The request => Exclude the pictures; give every entry again exactly as written.

**** Supplied data

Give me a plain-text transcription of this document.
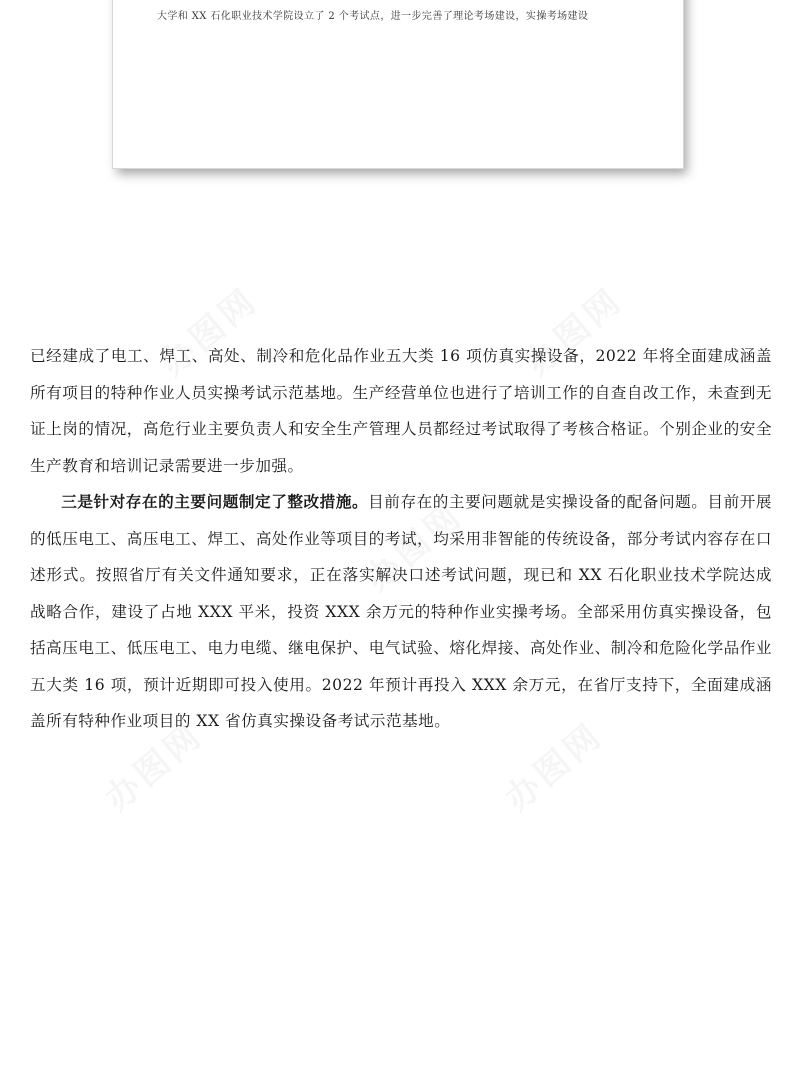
大学和 XX 石化职业技术学院设立了 2 个考试点，进一步完善了理论考场建设，实操考场建设
办图网	办图网
办图网
办图网	办图网

已经建成了电工、焊工、高处、制冷和危化品作业五大类 16 项仿真实操设备，2022 年将全面建成涵盖所有项目的特种作业人员实操考试示范基地。生产经营单位也进行了培训工作的自查自改工作，未查到无证上岗的情况，高危行业主要负责人和安全生产管理人员都经过考试取得了考核合格证。个别企业的安全生产教育和培训记录需要进一步加强。

三是针对存在的主要问题制定了整改措施。目前存在的主要问题就是实操设备的配备问题。目前开展的低压电工、高压电工、焊工、高处作业等项目的考试，均采用非智能的传统设备，部分考试内容存在口述形式。按照省厅有关文件通知要求，正在落实解决口述考试问题，现已和 XX 石化职业技术学院达成战略合作，建设了占地 XXX 平米，投资 XXX 余万元的特种作业实操考场。全部采用仿真实操设备，包括高压电工、低压电工、电力电缆、继电保护、电气试验、熔化焊接、高处作业、制冷和危险化学品作业五大类 16 项，预计近期即可投入使用。2022 年预计再投入 XXX 余万元，在省厅支持下，全面建成涵盖所有特种作业项目的 XX 省仿真实操设备考试示范基地。
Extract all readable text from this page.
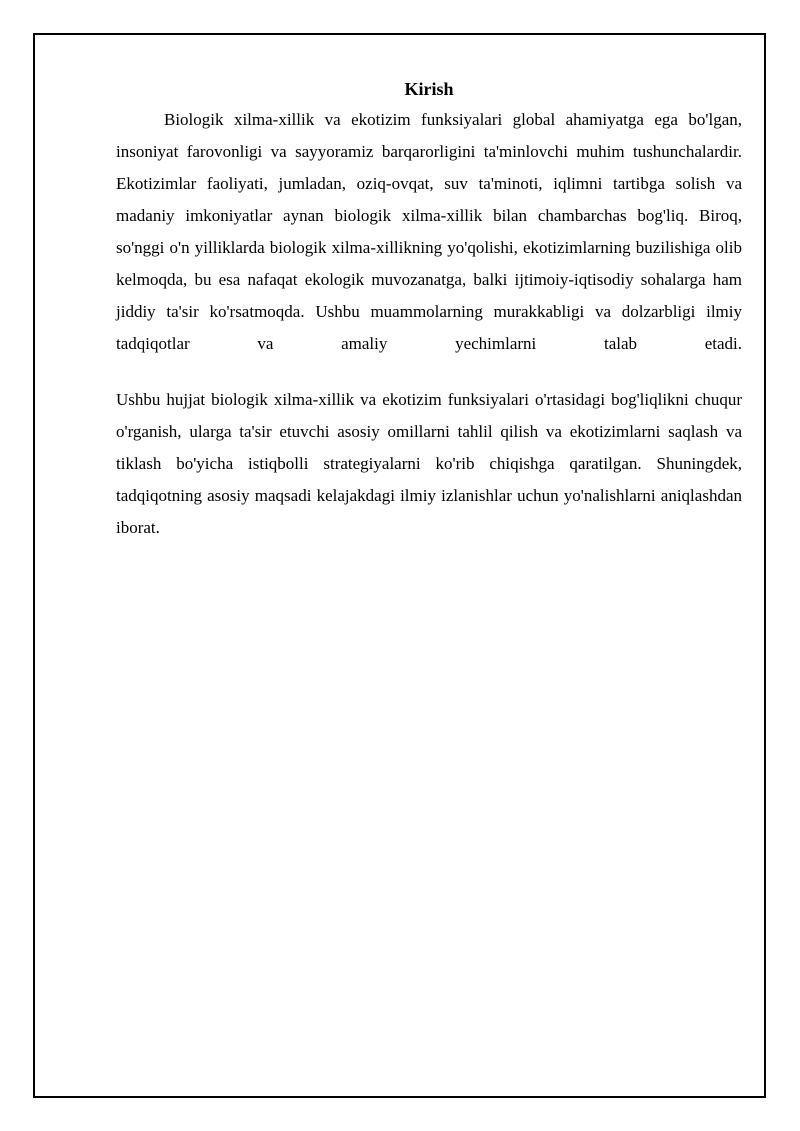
Kirish

Biologik xilma-xillik va ekotizim funksiyalari global ahamiyatga ega bo'lgan, insoniyat farovonligi va sayyoramiz barqarorligini ta'minlovchi muhim tushunchalardir. Ekotizimlar faoliyati, jumladan, oziq-ovqat, suv ta'minoti, iqlimni tartibga solish va madaniy imkoniyatlar aynan biologik xilma-xillik bilan chambarchas bog'liq. Biroq, so'nggi o'n yilliklarda biologik xilma-xillikning yo'qolishi, ekotizimlarning buzilishiga olib kelmoqda, bu esa nafaqat ekologik muvozanatga, balki ijtimoiy-iqtisodiy sohalarga ham jiddiy ta'sir ko'rsatmoqda. Ushbu muammolarning murakkabligi va dolzarbligi ilmiy tadqiqotlar va amaliy yechimlarni talab etadi.

Ushbu hujjat biologik xilma-xillik va ekotizim funksiyalari o'rtasidagi bog'liqlikni chuqur o'rganish, ularga ta'sir etuvchi asosiy omillarni tahlil qilish va ekotizimlarni saqlash va tiklash bo'yicha istiqbolli strategiyalarni ko'rib chiqishga qaratilgan. Shuningdek, tadqiqotning asosiy maqsadi kelajakdagi ilmiy izlanishlar uchun yo'nalishlarni aniqlashdan iborat.
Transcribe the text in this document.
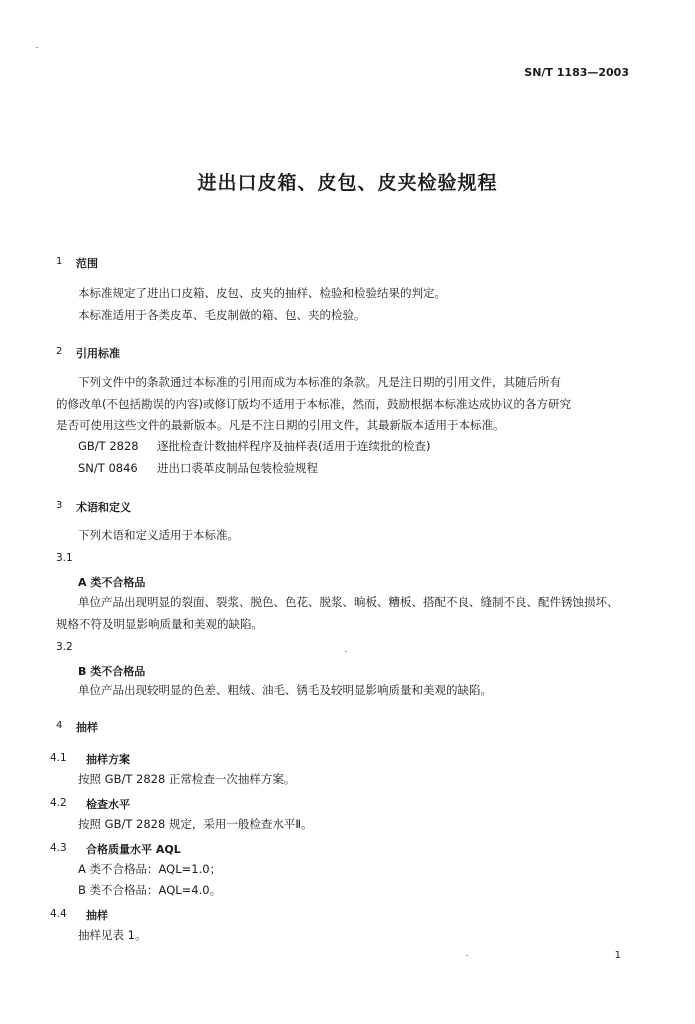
SN/T 1183—2003
进出口皮箱、皮包、皮夹检验规程
1 范围
本标准规定了进出口皮箱、皮包、皮夹的抽样、检验和检验结果的判定。
本标准适用于各类皮革、毛皮制做的箱、包、夹的检验。
2 引用标准
下列文件中的条款通过本标准的引用而成为本标准的条款。凡是注日期的引用文件，其随后所有
的修改单(不包括勘误的内容)或修订版均不适用于本标准，然而，鼓励根据本标准达成协议的各方研究
是否可使用这些文件的最新版本。凡是不注日期的引用文件，其最新版本适用于本标准。
GB/T 2828 逐批检查计数抽样程序及抽样表(适用于连续批的检查)
SN/T 0846 进出口裘革皮制品包装检验规程
3 术语和定义
下列术语和定义适用于本标准。
3.1
A 类不合格品
单位产品出现明显的裂面、裂浆、脱色、色花、脱浆、晌板、糟板、搭配不良、缝制不良、配件锈蚀损坏、
规格不符及明显影响质量和美观的缺陷。
3.2
B 类不合格品
单位产品出现较明显的色差、粗绒、油毛、锈毛及较明显影响质量和美观的缺陷。
4 抽样
4.1 抽样方案
按照 GB/T 2828 正常检查一次抽样方案。
4.2 检查水平
按照 GB/T 2828 规定，采用一般检查水平Ⅱ。
4.3 合格质量水平 AQL
A 类不合格品：AQL=1.0；
B 类不合格品：AQL=4.0。
4.4 抽样
抽样见表 1。
1
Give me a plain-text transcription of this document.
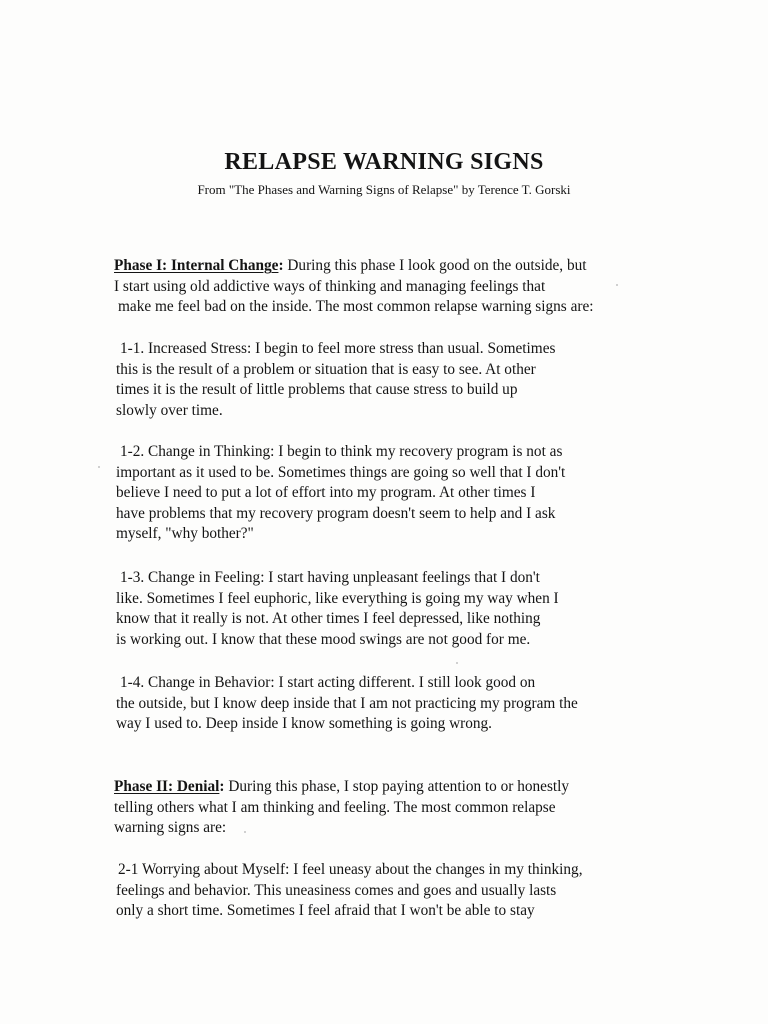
RELAPSE WARNING SIGNS
From "The Phases and Warning Signs of Relapse" by Terence T. Gorski

Phase I: Internal Change: During this phase I look good on the outside, but
I start using old addictive ways of thinking and managing feelings that
make me feel bad on the inside. The most common relapse warning signs are:

1-1. Increased Stress: I begin to feel more stress than usual. Sometimes
this is the result of a problem or situation that is easy to see. At other
times it is the result of little problems that cause stress to build up
slowly over time.

1-2. Change in Thinking: I begin to think my recovery program is not as
important as it used to be. Sometimes things are going so well that I don't
believe I need to put a lot of effort into my program. At other times I
have problems that my recovery program doesn't seem to help and I ask
myself, "why bother?"

1-3. Change in Feeling: I start having unpleasant feelings that I don't
like. Sometimes I feel euphoric, like everything is going my way when I
know that it really is not. At other times I feel depressed, like nothing
is working out. I know that these mood swings are not good for me.

1-4. Change in Behavior: I start acting different. I still look good on
the outside, but I know deep inside that I am not practicing my program the
way I used to. Deep inside I know something is going wrong.

Phase II: Denial: During this phase, I stop paying attention to or honestly
telling others what I am thinking and feeling. The most common relapse
warning signs are:

2-1 Worrying about Myself: I feel uneasy about the changes in my thinking,
feelings and behavior. This uneasiness comes and goes and usually lasts
only a short time. Sometimes I feel afraid that I won't be able to stay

********

Task output =>
Give me a plain-text transcription of this document.
大学和 XX 石化职业技术学院设立了 2 个考试点，进一步完善了理论考场建设，实操考场建设
办图网	办图网
办图网
办图网	办图网

已经建成了电工、焊工、高处、制冷和危化品作业五大类 16 项仿真实操设备，2022 年将全面建成涵盖所有项目的特种作业人员实操考试示范基地。生产经营单位也进行了培训工作的自查自改工作，未查到无证上岗的情况，高危行业主要负责人和安全生产管理人员都经过考试取得了考核合格证。个别企业的安全生产教育和培训记录需要进一步加强。

三是针对存在的主要问题制定了整改措施。目前存在的主要问题就是实操设备的配备问题。目前开展的低压电工、高压电工、焊工、高处作业等项目的考试，均采用非智能的传统设备，部分考试内容存在口述形式。按照省厅有关文件通知要求，正在落实解决口述考试问题，现已和 XX 石化职业技术学院达成战略合作，建设了占地 XXX 平米，投资 XXX 余万元的特种作业实操考场。全部采用仿真实操设备，包括高压电工、低压电工、电力电缆、继电保护、电气试验、熔化焊接、高处作业、制冷和危险化学品作业五大类 16 项，预计近期即可投入使用。2022 年预计再投入 XXX 余万元，在省厅支持下，全面建成涵盖所有特种作业项目的 XX 省仿真实操设备考试示范基地。
Extract all readable text from this page.
Kirish

Biologik xilma-xillik va ekotizim funksiyalari global ahamiyatga ega bo'lgan, insoniyat farovonligi va sayyoramiz barqarorligini ta'minlovchi muhim tushunchalardir. Ekotizimlar faoliyati, jumladan, oziq-ovqat, suv ta'minoti, iqlimni tartibga solish va madaniy imkoniyatlar aynan biologik xilma-xillik bilan chambarchas bog'liq. Biroq, so'nggi o'n yilliklarda biologik xilma-xillikning yo'qolishi, ekotizimlarning buzilishiga olib kelmoqda, bu esa nafaqat ekologik muvozanatga, balki ijtimoiy-iqtisodiy sohalarga ham jiddiy ta'sir ko'rsatmoqda. Ushbu muammolarning murakkabligi va dolzarbligi ilmiy tadqiqotlar va amaliy yechimlarni talab etadi.

Ushbu hujjat biologik xilma-xillik va ekotizim funksiyalari o'rtasidagi bog'liqlikni chuqur o'rganish, ularga ta'sir etuvchi asosiy omillarni tahlil qilish va ekotizimlarni saqlash va tiklash bo'yicha istiqbolli strategiyalarni ko'rib chiqishga qaratilgan. Shuningdek, tadqiqotning asosiy maqsadi kelajakdagi ilmiy izlanishlar uchun yo'nalishlarni aniqlashdan iborat.
Transcribe the text in this document.
SN/T 1183—2003
进出口皮箱、皮包、皮夹检验规程
1 范围
本标准规定了进出口皮箱、皮包、皮夹的抽样、检验和检验结果的判定。
本标准适用于各类皮革、毛皮制做的箱、包、夹的检验。
2 引用标准
下列文件中的条款通过本标准的引用而成为本标准的条款。凡是注日期的引用文件，其随后所有
的修改单(不包括勘误的内容)或修订版均不适用于本标准，然而，鼓励根据本标准达成协议的各方研究
是否可使用这些文件的最新版本。凡是不注日期的引用文件，其最新版本适用于本标准。
GB/T 2828 逐批检查计数抽样程序及抽样表(适用于连续批的检查)
SN/T 0846 进出口裘革皮制品包装检验规程
3 术语和定义
下列术语和定义适用于本标准。
3.1
A 类不合格品
单位产品出现明显的裂面、裂浆、脱色、色花、脱浆、晌板、糟板、搭配不良、缝制不良、配件锈蚀损坏、
规格不符及明显影响质量和美观的缺陷。
3.2
B 类不合格品
单位产品出现较明显的色差、粗绒、油毛、锈毛及较明显影响质量和美观的缺陷。
4 抽样
4.1 抽样方案
按照 GB/T 2828 正常检查一次抽样方案。
4.2 检查水平
按照 GB/T 2828 规定，采用一般检查水平Ⅱ。
4.3 合格质量水平 AQL
A 类不合格品：AQL=1.0；
B 类不合格品：AQL=4.0。
4.4 抽样
抽样见表 1。
1
Give me a plain-text transcription of this document.
RELAPSE WARNING SIGNS
From "The Phases and Warning Signs of Relapse" by Terence T. Gorski

Phase I: Internal Change: During this phase I look good on the outside, but
I start using old addictive ways of thinking and managing feelings that
make me feel bad on the inside. The most common relapse warning signs are:

1-1. Increased Stress: I begin to feel more stress than usual. Sometimes
this is the result of a problem or situation that is easy to see. At other
times it is the result of little problems that cause stress to build up
slowly over time.

1-2. Change in Thinking: I begin to think my recovery program is not as
important as it used to be. Sometimes things are going so well that I don't
believe I need to put a lot of effort into my program. At other times I
have problems that my recovery program doesn't seem to help and I ask
myself, "why bother?"

1-3. Change in Feeling: I start having unpleasant feelings that I don't
like. Sometimes I feel euphoric, like everything is going my way when I
know that it really is not. At other times I feel depressed, like nothing
is working out. I know that these mood swings are not good for me.

1-4. Change in Behavior: I start acting different. I still look good on
the outside, but I know deep inside that I am not practicing my program the
way I used to. Deep inside I know something is going wrong.

Phase II: Denial: During this phase, I stop paying attention to or honestly
telling others what I am thinking and feeling. The most common relapse
warning signs are:

2-1 Worrying about Myself: I feel uneasy about the changes in my thinking,
feelings and behavior. This uneasiness comes and goes and usually lasts
only a short time. Sometimes I feel afraid that I won't be able to stay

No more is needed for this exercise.